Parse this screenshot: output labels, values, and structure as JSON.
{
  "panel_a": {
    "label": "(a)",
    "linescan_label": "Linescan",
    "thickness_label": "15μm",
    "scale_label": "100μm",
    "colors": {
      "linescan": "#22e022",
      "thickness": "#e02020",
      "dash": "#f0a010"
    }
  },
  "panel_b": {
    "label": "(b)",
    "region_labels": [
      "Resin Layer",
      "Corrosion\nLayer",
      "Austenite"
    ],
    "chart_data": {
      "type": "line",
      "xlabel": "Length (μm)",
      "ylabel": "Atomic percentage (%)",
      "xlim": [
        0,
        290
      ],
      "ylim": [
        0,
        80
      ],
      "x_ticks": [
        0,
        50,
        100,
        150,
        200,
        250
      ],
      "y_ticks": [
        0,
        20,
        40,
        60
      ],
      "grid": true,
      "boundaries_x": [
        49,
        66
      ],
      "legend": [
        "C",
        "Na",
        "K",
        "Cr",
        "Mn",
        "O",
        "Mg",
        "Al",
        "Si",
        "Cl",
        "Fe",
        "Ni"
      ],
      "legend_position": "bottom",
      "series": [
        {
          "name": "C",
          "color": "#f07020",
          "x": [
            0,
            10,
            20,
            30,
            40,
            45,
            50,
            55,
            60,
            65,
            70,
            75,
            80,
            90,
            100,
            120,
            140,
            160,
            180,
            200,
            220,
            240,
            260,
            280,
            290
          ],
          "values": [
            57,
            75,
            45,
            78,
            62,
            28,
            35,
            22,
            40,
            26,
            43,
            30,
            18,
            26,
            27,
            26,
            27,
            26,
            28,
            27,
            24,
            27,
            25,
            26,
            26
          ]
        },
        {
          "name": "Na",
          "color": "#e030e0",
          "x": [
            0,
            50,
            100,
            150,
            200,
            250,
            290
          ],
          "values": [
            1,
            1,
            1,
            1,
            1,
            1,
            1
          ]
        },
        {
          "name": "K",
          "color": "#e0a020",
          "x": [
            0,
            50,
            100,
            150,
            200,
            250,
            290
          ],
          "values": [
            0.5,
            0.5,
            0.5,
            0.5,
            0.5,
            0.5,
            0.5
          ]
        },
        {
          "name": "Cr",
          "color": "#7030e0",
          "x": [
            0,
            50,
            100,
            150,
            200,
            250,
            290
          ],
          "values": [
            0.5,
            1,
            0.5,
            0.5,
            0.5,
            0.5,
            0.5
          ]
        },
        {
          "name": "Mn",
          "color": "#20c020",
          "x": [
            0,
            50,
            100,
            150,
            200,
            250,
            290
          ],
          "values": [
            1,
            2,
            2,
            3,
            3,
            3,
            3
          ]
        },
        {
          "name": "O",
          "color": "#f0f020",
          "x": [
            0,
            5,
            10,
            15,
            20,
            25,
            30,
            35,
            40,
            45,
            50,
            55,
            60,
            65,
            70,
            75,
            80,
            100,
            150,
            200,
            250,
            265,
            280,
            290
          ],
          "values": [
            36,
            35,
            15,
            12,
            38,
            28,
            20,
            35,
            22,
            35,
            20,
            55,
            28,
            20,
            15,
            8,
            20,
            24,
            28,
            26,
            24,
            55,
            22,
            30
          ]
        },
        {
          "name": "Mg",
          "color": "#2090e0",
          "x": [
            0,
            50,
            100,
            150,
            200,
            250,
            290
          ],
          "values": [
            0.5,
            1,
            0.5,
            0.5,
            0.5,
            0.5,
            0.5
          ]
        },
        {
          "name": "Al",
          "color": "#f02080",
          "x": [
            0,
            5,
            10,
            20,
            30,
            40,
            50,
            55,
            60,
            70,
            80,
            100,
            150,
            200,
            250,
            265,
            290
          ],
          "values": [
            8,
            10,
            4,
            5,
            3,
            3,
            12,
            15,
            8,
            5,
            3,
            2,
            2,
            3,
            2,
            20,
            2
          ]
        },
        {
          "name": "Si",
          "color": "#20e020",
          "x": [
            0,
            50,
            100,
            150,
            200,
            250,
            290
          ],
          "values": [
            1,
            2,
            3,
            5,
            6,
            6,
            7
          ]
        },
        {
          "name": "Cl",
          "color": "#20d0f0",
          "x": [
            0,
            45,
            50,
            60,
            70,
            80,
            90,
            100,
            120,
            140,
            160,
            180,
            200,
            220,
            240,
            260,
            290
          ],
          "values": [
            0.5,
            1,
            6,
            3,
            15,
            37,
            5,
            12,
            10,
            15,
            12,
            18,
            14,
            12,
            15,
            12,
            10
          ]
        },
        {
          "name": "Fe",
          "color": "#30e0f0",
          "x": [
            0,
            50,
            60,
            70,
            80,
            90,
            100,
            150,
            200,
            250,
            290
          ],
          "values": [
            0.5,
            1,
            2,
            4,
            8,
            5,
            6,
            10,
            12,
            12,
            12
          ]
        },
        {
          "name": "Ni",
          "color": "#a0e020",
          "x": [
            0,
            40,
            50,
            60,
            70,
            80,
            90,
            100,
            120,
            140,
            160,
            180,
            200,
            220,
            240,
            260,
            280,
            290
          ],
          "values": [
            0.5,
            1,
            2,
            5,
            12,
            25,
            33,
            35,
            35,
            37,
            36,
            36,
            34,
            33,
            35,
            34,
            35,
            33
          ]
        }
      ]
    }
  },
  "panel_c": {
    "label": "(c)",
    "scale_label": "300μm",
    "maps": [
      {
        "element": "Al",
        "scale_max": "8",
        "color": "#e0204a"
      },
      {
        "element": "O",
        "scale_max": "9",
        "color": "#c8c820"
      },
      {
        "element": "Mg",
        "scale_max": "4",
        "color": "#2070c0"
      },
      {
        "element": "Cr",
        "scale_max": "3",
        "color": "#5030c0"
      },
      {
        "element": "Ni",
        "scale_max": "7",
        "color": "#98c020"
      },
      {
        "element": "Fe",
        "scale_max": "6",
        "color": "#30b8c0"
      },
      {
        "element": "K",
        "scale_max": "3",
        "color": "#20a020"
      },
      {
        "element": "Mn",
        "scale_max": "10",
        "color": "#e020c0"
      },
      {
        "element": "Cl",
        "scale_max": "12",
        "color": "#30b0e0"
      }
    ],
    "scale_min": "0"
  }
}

YOUR GOAL
Copy out every line of the data above, exactly as given.

ANSWER IN FULL
Parse this screenshot: output labels, values, and structure as JSON.
{
  "panel_a": {
    "label": "(a)",
    "linescan_label": "Linescan",
    "thickness_label": "15μm",
    "scale_label": "100μm",
    "colors": {
      "linescan": "#22e022",
      "thickness": "#e02020",
      "dash": "#f0a010"
    }
  },
  "panel_b": {
    "label": "(b)",
    "region_labels": [
      "Resin Layer",
      "Corrosion\nLayer",
      "Austenite"
    ],
    "chart_data": {
      "type": "line",
      "xlabel": "Length (μm)",
      "ylabel": "Atomic percentage (%)",
      "xlim": [
        0,
        290
      ],
      "ylim": [
        0,
        80
      ],
      "x_ticks": [
        0,
        50,
        100,
        150,
        200,
        250
      ],
      "y_ticks": [
        0,
        20,
        40,
        60
      ],
      "grid": true,
      "boundaries_x": [
        49,
        66
      ],
      "legend": [
        "C",
        "Na",
        "K",
        "Cr",
        "Mn",
        "O",
        "Mg",
        "Al",
        "Si",
        "Cl",
        "Fe",
        "Ni"
      ],
      "legend_position": "bottom",
      "series": [
        {
          "name": "C",
          "color": "#f07020",
          "x": [
            0,
            10,
            20,
            30,
            40,
            45,
            50,
            55,
            60,
            65,
            70,
            75,
            80,
            90,
            100,
            120,
            140,
            160,
            180,
            200,
            220,
            240,
            260,
            280,
            290
          ],
          "values": [
            57,
            75,
            45,
            78,
            62,
            28,
            35,
            22,
            40,
            26,
            43,
            30,
            18,
            26,
            27,
            26,
            27,
            26,
            28,
            27,
            24,
            27,
            25,
            26,
            26
          ]
        },
        {
          "name": "Na",
          "color": "#e030e0",
          "x": [
            0,
            50,
            100,
            150,
            200,
            250,
            290
          ],
          "values": [
            1,
            1,
            1,
            1,
            1,
            1,
            1
          ]
        },
        {
          "name": "K",
          "color": "#e0a020",
          "x": [
            0,
            50,
            100,
            150,
            200,
            250,
            290
          ],
          "values": [
            0.5,
            0.5,
            0.5,
            0.5,
            0.5,
            0.5,
            0.5
          ]
        },
        {
          "name": "Cr",
          "color": "#7030e0",
          "x": [
            0,
            50,
            100,
            150,
            200,
            250,
            290
          ],
          "values": [
            0.5,
            1,
            0.5,
            0.5,
            0.5,
            0.5,
            0.5
          ]
        },
        {
          "name": "Mn",
          "color": "#20c020",
          "x": [
            0,
            50,
            100,
            150,
            200,
            250,
            290
          ],
          "values": [
            1,
            2,
            2,
            3,
            3,
            3,
            3
          ]
        },
        {
          "name": "O",
          "color": "#f0f020",
          "x": [
            0,
            5,
            10,
            15,
            20,
            25,
            30,
            35,
            40,
            45,
            50,
            55,
            60,
            65,
            70,
            75,
            80,
            100,
            150,
            200,
            250,
            265,
            280,
            290
          ],
          "values": [
            36,
            35,
            15,
            12,
            38,
            28,
            20,
            35,
            22,
            35,
            20,
            55,
            28,
            20,
            15,
            8,
            20,
            24,
            28,
            26,
            24,
            55,
            22,
            30
          ]
        },
        {
          "name": "Mg",
          "color": "#2090e0",
          "x": [
            0,
            50,
            100,
            150,
            200,
            250,
            290
          ],
          "values": [
            0.5,
            1,
            0.5,
            0.5,
            0.5,
            0.5,
            0.5
          ]
        },
        {
          "name": "Al",
          "color": "#f02080",
          "x": [
            0,
            5,
            10,
            20,
            30,
            40,
            50,
            55,
            60,
            70,
            80,
            100,
            150,
            200,
            250,
            265,
            290
          ],
          "values": [
            8,
            10,
            4,
            5,
            3,
            3,
            12,
            15,
            8,
            5,
            3,
            2,
            2,
            3,
            2,
            20,
            2
          ]
        },
        {
          "name": "Si",
          "color": "#20e020",
          "x": [
            0,
            50,
            100,
            150,
            200,
            250,
            290
          ],
          "values": [
            1,
            2,
            3,
            5,
            6,
            6,
            7
          ]
        },
        {
          "name": "Cl",
          "color": "#20d0f0",
          "x": [
            0,
            45,
            50,
            60,
            70,
            80,
            90,
            100,
            120,
            140,
            160,
            180,
            200,
            220,
            240,
            260,
            290
          ],
          "values": [
            0.5,
            1,
            6,
            3,
            15,
            37,
            5,
            12,
            10,
            15,
            12,
            18,
            14,
            12,
            15,
            12,
            10
          ]
        },
        {
          "name": "Fe",
          "color": "#30e0f0",
          "x": [
            0,
            50,
            60,
            70,
            80,
            90,
            100,
            150,
            200,
            250,
            290
          ],
          "values": [
            0.5,
            1,
            2,
            4,
            8,
            5,
            6,
            10,
            12,
            12,
            12
          ]
        },
        {
          "name": "Ni",
          "color": "#a0e020",
          "x": [
            0,
            40,
            50,
            60,
            70,
            80,
            90,
            100,
            120,
            140,
            160,
            180,
            200,
            220,
            240,
            260,
            280,
            290
          ],
          "values": [
            0.5,
            1,
            2,
            5,
            12,
            25,
            33,
            35,
            35,
            37,
            36,
            36,
            34,
            33,
            35,
            34,
            35,
            33
          ]
        }
      ]
    }
  },
  "panel_c": {
    "label": "(c)",
    "scale_label": "300μm",
    "maps": [
      {
        "element": "Al",
        "scale_max": "8",
        "color": "#e0204a"
      },
      {
        "element": "O",
        "scale_max": "9",
        "color": "#c8c820"
      },
      {
        "element": "Mg",
        "scale_max": "4",
        "color": "#2070c0"
      },
      {
        "element": "Cr",
        "scale_max": "3",
        "color": "#5030c0"
      },
      {
        "element": "Ni",
        "scale_max": "7",
        "color": "#98c020"
      },
      {
        "element": "Fe",
        "scale_max": "6",
        "color": "#30b8c0"
      },
      {
        "element": "K",
        "scale_max": "3",
        "color": "#20a020"
      },
      {
        "element": "Mn",
        "scale_max": "10",
        "color": "#e020c0"
      },
      {
        "element": "Cl",
        "scale_max": "12",
        "color": "#30b0e0"
      }
    ],
    "scale_min": "0"
  }
}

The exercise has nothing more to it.